Task to carry out: Find the lines below that contain the string "being". Copy each one.
++++++++++++++++++++
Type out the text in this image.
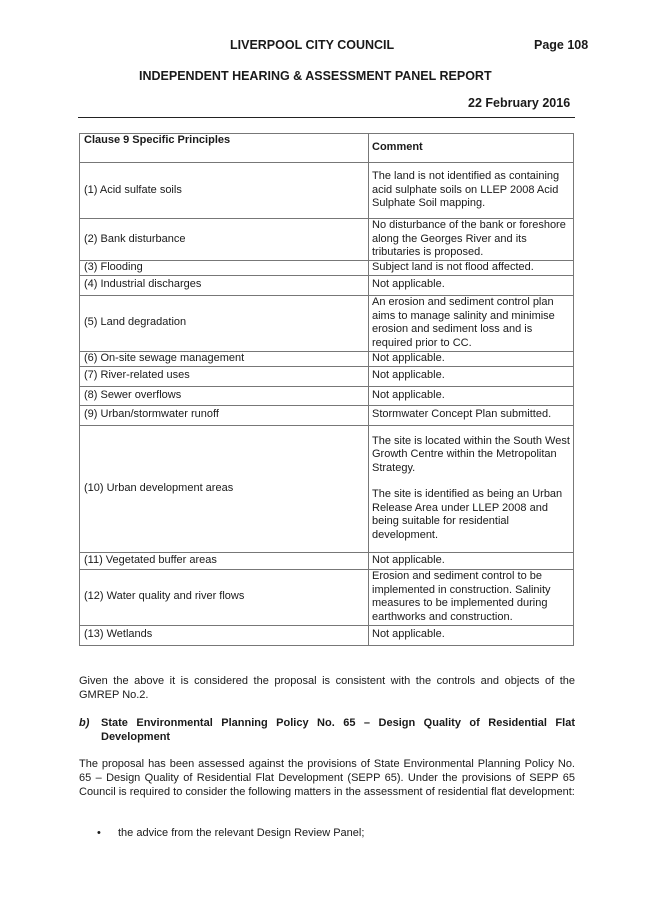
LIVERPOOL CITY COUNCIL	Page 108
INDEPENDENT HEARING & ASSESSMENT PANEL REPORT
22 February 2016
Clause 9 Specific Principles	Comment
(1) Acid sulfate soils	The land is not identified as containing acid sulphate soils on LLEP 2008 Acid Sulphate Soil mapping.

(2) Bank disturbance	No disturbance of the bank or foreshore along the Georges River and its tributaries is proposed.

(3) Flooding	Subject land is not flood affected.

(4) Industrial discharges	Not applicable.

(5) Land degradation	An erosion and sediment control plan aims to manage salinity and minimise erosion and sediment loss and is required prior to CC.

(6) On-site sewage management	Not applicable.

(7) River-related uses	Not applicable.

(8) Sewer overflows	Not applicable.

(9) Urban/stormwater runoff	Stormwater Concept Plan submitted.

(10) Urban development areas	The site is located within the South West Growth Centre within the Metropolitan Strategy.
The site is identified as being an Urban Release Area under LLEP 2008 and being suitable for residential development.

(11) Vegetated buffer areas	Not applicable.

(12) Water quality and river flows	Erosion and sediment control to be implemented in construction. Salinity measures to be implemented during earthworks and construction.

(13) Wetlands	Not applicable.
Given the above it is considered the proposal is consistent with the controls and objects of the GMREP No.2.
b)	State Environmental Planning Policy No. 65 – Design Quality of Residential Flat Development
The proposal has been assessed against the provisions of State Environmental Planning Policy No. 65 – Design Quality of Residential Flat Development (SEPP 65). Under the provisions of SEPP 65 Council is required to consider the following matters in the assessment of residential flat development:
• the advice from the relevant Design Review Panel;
++++++++++++++++++++
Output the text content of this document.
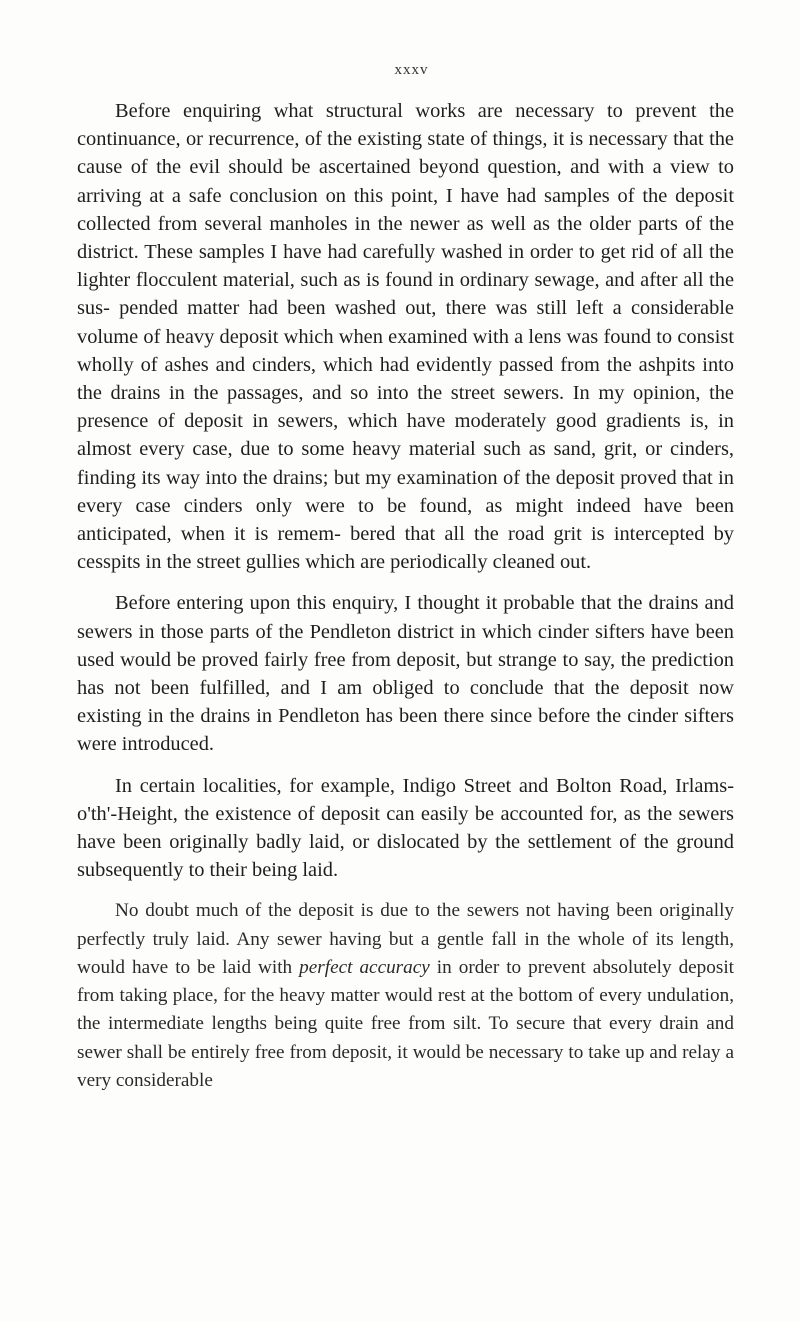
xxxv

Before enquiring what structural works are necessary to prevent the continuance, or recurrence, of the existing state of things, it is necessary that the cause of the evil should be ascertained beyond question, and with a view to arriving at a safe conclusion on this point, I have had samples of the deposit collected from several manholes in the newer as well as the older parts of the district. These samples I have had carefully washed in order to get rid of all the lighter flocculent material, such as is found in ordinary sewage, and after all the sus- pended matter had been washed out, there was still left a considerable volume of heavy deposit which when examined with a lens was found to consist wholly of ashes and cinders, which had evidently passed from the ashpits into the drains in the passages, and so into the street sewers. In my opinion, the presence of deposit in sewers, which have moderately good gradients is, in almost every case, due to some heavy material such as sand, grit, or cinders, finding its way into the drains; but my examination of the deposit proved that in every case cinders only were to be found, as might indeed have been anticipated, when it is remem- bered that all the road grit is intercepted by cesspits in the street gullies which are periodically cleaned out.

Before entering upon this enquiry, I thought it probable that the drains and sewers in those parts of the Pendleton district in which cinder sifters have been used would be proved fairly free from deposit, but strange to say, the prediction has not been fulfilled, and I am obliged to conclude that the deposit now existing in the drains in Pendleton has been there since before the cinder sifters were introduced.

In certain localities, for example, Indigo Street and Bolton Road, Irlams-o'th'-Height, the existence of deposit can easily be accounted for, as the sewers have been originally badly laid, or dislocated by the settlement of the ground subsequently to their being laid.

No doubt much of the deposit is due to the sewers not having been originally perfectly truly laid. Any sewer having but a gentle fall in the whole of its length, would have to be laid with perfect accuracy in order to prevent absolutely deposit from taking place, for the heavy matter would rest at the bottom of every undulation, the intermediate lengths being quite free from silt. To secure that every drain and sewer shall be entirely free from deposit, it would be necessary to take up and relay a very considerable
++++++++++++++++++++
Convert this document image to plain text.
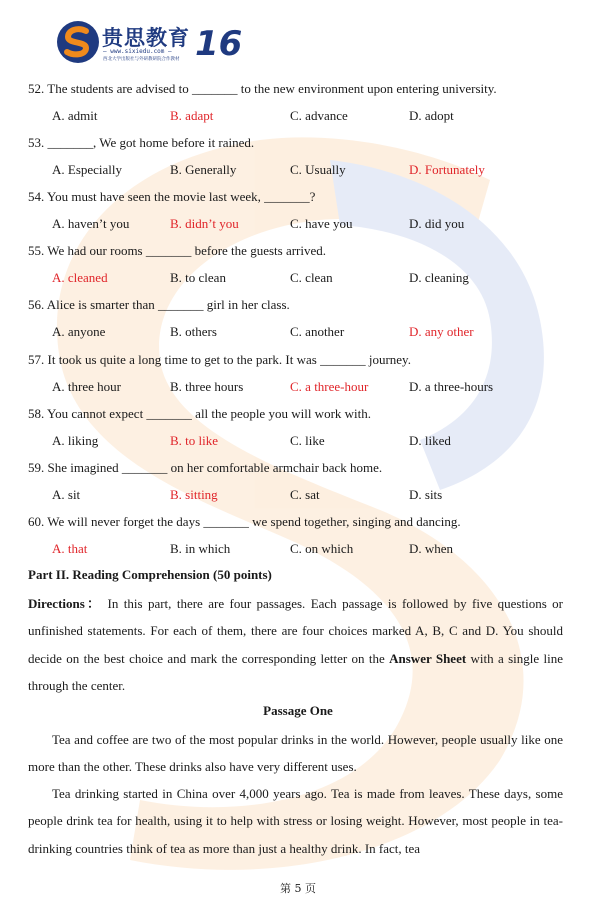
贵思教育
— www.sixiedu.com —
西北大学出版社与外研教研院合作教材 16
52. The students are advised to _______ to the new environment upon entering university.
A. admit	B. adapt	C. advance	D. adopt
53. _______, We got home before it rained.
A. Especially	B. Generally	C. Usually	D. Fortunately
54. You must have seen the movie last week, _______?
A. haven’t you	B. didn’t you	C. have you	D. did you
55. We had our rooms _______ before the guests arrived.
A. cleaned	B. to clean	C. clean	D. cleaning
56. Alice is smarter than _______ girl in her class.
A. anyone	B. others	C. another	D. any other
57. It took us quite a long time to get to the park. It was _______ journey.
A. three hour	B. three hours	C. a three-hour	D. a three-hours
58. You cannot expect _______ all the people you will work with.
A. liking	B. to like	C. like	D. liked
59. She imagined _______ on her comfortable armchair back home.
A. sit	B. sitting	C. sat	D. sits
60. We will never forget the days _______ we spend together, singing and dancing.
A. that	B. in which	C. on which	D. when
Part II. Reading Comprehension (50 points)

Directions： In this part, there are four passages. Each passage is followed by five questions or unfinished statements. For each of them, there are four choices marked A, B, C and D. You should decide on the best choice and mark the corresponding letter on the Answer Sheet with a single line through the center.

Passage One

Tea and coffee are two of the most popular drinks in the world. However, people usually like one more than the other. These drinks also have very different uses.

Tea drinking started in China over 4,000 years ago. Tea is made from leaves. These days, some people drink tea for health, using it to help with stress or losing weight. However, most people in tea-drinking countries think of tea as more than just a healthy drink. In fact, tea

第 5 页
++++++++++++++++++++
Solution for this problem:
The site is identified as being an Urban Release Area under LLEP 2008 and being suitable for residential development.
In certain localities, for example, Indigo Street and Bolton Road, Irlams-o'th'-Height, the existence of deposit can easily be accounted for, as the sewers have been originally badly laid, or dislocated by the settlement of the ground subsequently to their being laid.
No doubt much of the deposit is due to the sewers not having been originally perfectly truly laid. Any sewer having but a gentle fall in the whole of its length, would have to be laid with perfect accuracy in order to prevent absolutely deposit from taking place, for the heavy matter would rest at the bottom of every undulation, the intermediate lengths being quite free from silt. To secure that every drain and sewer shall be entirely free from deposit, it would be necessary to take up and relay a very considerable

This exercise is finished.